◆ The exercise
Extract the full listing verbatim and drop any pictures from your copy.
----
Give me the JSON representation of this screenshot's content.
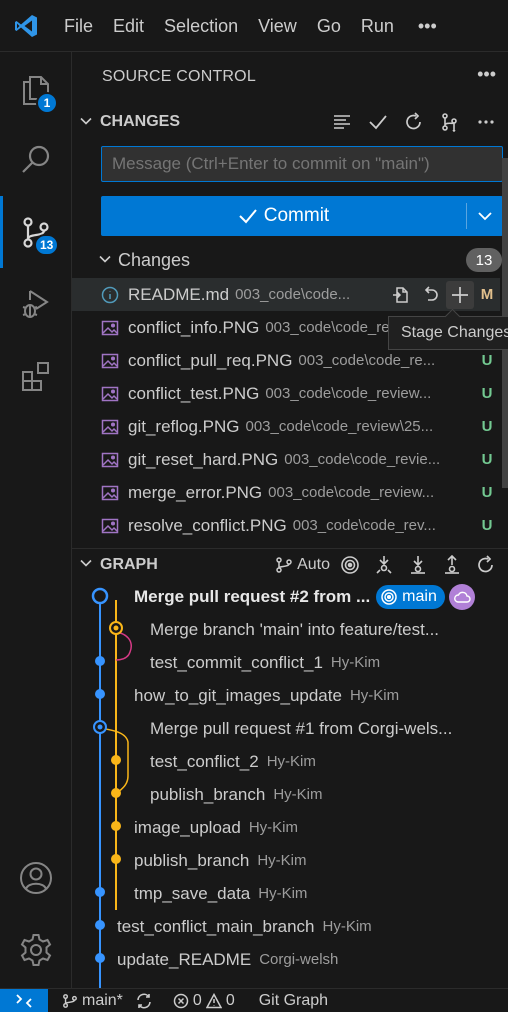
{
  "titlebar": {
    "menu": [
      "File",
      "Edit",
      "Selection",
      "View",
      "Go",
      "Run"
    ],
    "more": "•••"
  },
  "activity": {
    "explorer_badge": "1",
    "scm_badge": "13"
  },
  "sidebar": {
    "title": "SOURCE CONTROL",
    "more": "•••",
    "changes_section": "CHANGES",
    "message_placeholder": "Message (Ctrl+Enter to commit on \"main\")",
    "commit_label": "Commit",
    "changes_group": "Changes",
    "changes_count": "13",
    "files": [
      {
        "name": "README.md",
        "path": "003_code\\code...",
        "status": "M",
        "kind": "info"
      },
      {
        "name": "conflict_info.PNG",
        "path": "003_code\\code_review\\25...",
        "status": "U",
        "kind": "image"
      },
      {
        "name": "conflict_pull_req.PNG",
        "path": "003_code\\code_re...",
        "status": "U",
        "kind": "image"
      },
      {
        "name": "conflict_test.PNG",
        "path": "003_code\\code_review...",
        "status": "U",
        "kind": "image"
      },
      {
        "name": "git_reflog.PNG",
        "path": "003_code\\code_review\\25...",
        "status": "U",
        "kind": "image"
      },
      {
        "name": "git_reset_hard.PNG",
        "path": "003_code\\code_revie...",
        "status": "U",
        "kind": "image"
      },
      {
        "name": "merge_error.PNG",
        "path": "003_code\\code_review...",
        "status": "U",
        "kind": "image"
      },
      {
        "name": "resolve_conflict.PNG",
        "path": "003_code\\code_rev...",
        "status": "U",
        "kind": "image"
      }
    ],
    "tooltip": "Stage Changes",
    "graph_section": "GRAPH",
    "graph_auto": "Auto",
    "graph": [
      {
        "label": "Merge pull request #2 from ...",
        "author": "",
        "bold": true,
        "ref": "main"
      },
      {
        "label": "Merge branch 'main' into feature/test...",
        "author": ""
      },
      {
        "label": "test_commit_conflict_1",
        "author": "Hy-Kim"
      },
      {
        "label": "how_to_git_images_update",
        "author": "Hy-Kim"
      },
      {
        "label": "Merge pull request #1 from Corgi-wels...",
        "author": ""
      },
      {
        "label": "test_conflict_2",
        "author": "Hy-Kim"
      },
      {
        "label": "publish_branch",
        "author": "Hy-Kim"
      },
      {
        "label": "image_upload",
        "author": "Hy-Kim"
      },
      {
        "label": "publish_branch",
        "author": "Hy-Kim"
      },
      {
        "label": "tmp_save_data",
        "author": "Hy-Kim"
      },
      {
        "label": "test_conflict_main_branch",
        "author": "Hy-Kim"
      },
      {
        "label": "update_README",
        "author": "Corgi-welsh"
      }
    ]
  },
  "statusbar": {
    "branch": "main*",
    "errors": "0",
    "warnings": "0",
    "git_graph": "Git Graph"
  },
  "colors": {
    "accent": "#0078d4",
    "graph_blue": "#3794ff",
    "graph_orange": "#f9b619",
    "graph_pink": "#d63a86",
    "untracked": "#73c991",
    "modified": "#e2c08d"
  }
}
----
◆ Solution for this task
Give me the JSON representation of this screenshot's content.
{
  "titlebar": {
    "menu": [
      "File",
      "Edit",
      "Selection",
      "View",
      "Go",
      "Run"
    ],
    "more": "•••"
  },
  "activity": {
    "explorer_badge": "1",
    "scm_badge": "13"
  },
  "sidebar": {
    "title": "SOURCE CONTROL",
    "more": "•••",
    "changes_section": "CHANGES",
    "message_placeholder": "Message (Ctrl+Enter to commit on \"main\")",
    "commit_label": "Commit",
    "changes_group": "Changes",
    "changes_count": "13",
    "files": [
      {
        "name": "README.md",
        "path": "003_code\\code...",
        "status": "M",
        "kind": "info"
      },
      {
        "name": "conflict_info.PNG",
        "path": "003_code\\code_review\\25...",
        "status": "U",
        "kind": "image"
      },
      {
        "name": "conflict_pull_req.PNG",
        "path": "003_code\\code_re...",
        "status": "U",
        "kind": "image"
      },
      {
        "name": "conflict_test.PNG",
        "path": "003_code\\code_review...",
        "status": "U",
        "kind": "image"
      },
      {
        "name": "git_reflog.PNG",
        "path": "003_code\\code_review\\25...",
        "status": "U",
        "kind": "image"
      },
      {
        "name": "git_reset_hard.PNG",
        "path": "003_code\\code_revie...",
        "status": "U",
        "kind": "image"
      },
      {
        "name": "merge_error.PNG",
        "path": "003_code\\code_review...",
        "status": "U",
        "kind": "image"
      },
      {
        "name": "resolve_conflict.PNG",
        "path": "003_code\\code_rev...",
        "status": "U",
        "kind": "image"
      }
    ],
    "tooltip": "Stage Changes",
    "graph_section": "GRAPH",
    "graph_auto": "Auto",
    "graph": [
      {
        "label": "Merge pull request #2 from ...",
        "author": "",
        "bold": true,
        "ref": "main"
      },
      {
        "label": "Merge branch 'main' into feature/test...",
        "author": ""
      },
      {
        "label": "test_commit_conflict_1",
        "author": "Hy-Kim"
      },
      {
        "label": "how_to_git_images_update",
        "author": "Hy-Kim"
      },
      {
        "label": "Merge pull request #1 from Corgi-wels...",
        "author": ""
      },
      {
        "label": "test_conflict_2",
        "author": "Hy-Kim"
      },
      {
        "label": "publish_branch",
        "author": "Hy-Kim"
      },
      {
        "label": "image_upload",
        "author": "Hy-Kim"
      },
      {
        "label": "publish_branch",
        "author": "Hy-Kim"
      },
      {
        "label": "tmp_save_data",
        "author": "Hy-Kim"
      },
      {
        "label": "test_conflict_main_branch",
        "author": "Hy-Kim"
      },
      {
        "label": "update_README",
        "author": "Corgi-welsh"
      }
    ]
  },
  "statusbar": {
    "branch": "main*",
    "errors": "0",
    "warnings": "0",
    "git_graph": "Git Graph"
  },
  "colors": {
    "accent": "#0078d4",
    "graph_blue": "#3794ff",
    "graph_orange": "#f9b619",
    "graph_pink": "#d63a86",
    "untracked": "#73c991",
    "modified": "#e2c08d"
  }
}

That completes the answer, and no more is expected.